> Records about charts and figures
═══
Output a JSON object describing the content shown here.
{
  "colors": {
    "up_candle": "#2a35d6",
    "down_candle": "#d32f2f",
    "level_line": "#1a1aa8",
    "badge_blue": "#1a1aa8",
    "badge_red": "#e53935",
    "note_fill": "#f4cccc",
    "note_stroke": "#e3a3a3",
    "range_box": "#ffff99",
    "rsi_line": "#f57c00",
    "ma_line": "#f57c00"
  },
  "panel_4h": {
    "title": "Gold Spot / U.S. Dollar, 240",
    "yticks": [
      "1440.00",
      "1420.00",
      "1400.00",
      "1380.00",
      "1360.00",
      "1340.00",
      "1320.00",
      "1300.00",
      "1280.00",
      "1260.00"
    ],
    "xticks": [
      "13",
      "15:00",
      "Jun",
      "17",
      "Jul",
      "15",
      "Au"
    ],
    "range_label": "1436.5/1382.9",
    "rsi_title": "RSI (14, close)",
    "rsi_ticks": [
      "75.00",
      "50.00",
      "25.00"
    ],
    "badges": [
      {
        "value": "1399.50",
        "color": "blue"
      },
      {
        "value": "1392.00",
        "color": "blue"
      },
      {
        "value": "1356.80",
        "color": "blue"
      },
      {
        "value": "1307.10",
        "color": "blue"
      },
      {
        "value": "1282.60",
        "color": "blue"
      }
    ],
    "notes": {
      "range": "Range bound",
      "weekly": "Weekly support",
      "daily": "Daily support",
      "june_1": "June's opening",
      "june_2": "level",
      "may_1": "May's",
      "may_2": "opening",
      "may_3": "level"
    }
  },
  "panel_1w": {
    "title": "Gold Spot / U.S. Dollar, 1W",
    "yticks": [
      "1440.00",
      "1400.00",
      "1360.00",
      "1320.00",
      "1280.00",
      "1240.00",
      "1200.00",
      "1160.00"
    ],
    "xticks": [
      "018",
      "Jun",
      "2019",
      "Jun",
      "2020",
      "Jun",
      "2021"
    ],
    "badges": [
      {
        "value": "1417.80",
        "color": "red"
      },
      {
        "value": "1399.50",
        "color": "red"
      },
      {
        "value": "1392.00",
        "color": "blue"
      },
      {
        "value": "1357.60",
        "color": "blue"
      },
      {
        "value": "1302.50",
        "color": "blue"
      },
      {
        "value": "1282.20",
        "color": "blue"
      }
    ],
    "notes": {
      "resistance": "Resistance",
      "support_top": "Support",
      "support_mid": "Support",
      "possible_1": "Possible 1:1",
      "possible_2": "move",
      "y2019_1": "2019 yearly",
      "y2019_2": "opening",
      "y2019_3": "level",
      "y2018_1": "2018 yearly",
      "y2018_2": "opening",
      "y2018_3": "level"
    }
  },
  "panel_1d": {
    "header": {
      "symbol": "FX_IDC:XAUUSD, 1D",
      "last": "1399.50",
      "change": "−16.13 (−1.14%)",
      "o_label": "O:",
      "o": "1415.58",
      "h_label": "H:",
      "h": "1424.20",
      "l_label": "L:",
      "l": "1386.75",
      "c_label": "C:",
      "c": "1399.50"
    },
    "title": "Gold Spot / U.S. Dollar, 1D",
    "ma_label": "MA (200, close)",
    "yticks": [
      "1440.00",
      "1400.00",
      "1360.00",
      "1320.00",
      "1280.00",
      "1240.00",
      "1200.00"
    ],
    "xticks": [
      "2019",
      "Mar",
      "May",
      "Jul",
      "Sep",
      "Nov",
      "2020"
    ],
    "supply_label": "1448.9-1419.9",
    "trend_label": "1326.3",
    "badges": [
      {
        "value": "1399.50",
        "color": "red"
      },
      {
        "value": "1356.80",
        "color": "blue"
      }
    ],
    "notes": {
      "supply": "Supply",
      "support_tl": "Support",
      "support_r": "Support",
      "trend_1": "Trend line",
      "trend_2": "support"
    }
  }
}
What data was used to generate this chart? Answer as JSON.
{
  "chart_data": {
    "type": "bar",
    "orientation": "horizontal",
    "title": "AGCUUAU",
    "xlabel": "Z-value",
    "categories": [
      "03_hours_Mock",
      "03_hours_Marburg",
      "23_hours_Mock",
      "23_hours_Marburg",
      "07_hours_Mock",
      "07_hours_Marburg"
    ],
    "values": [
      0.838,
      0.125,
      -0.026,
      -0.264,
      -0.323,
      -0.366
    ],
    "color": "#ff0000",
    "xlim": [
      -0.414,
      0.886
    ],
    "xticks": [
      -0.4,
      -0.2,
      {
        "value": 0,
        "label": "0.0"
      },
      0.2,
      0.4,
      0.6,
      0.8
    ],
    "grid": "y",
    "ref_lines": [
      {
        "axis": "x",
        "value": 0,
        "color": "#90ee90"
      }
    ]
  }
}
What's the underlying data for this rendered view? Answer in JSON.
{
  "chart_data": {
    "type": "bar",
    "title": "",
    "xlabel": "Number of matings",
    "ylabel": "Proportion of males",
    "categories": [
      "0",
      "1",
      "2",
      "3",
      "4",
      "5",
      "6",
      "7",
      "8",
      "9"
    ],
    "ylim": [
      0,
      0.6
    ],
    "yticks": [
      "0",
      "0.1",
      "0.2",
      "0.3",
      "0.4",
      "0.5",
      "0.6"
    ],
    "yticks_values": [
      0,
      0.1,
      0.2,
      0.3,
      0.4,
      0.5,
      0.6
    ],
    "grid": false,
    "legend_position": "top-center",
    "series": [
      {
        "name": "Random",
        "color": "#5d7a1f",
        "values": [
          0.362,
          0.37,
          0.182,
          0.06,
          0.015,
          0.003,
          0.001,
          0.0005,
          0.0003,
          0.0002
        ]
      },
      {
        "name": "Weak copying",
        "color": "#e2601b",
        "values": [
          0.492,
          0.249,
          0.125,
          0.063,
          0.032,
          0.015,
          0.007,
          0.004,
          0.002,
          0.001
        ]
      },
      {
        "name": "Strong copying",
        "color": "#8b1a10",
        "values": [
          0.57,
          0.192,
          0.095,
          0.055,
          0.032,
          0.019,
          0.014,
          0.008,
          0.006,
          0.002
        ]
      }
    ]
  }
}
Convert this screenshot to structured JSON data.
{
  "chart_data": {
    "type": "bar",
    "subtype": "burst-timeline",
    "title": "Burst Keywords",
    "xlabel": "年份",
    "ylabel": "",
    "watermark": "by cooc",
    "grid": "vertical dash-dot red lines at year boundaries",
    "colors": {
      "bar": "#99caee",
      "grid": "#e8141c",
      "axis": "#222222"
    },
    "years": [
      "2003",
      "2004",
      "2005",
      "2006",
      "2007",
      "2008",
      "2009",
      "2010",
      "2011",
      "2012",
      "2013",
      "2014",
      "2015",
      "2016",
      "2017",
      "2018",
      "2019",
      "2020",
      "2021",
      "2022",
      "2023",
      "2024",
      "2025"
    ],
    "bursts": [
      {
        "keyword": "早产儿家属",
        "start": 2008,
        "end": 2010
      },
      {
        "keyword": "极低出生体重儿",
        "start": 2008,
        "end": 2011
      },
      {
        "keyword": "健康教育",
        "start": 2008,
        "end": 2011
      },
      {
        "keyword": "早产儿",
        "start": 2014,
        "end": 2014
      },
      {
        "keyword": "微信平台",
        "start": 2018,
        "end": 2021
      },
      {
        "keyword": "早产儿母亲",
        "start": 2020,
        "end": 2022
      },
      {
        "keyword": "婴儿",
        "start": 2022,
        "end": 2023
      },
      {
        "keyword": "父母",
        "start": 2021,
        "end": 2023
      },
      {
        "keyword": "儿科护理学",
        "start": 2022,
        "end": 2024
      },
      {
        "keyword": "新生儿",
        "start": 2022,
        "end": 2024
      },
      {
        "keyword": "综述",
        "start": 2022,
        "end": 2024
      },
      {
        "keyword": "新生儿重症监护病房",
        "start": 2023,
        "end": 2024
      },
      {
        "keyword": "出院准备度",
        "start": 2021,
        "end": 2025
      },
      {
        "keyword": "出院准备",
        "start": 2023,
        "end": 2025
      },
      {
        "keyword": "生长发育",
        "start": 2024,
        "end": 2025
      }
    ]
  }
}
═══
> Stated goal
Copy down every line of the material above that includes the string "this".

> Output of the task
What data was used to generate this chart? Answer as JSON.
What's the underlying data for this rendered view? Answer in JSON.
Convert this screenshot to structured JSON data.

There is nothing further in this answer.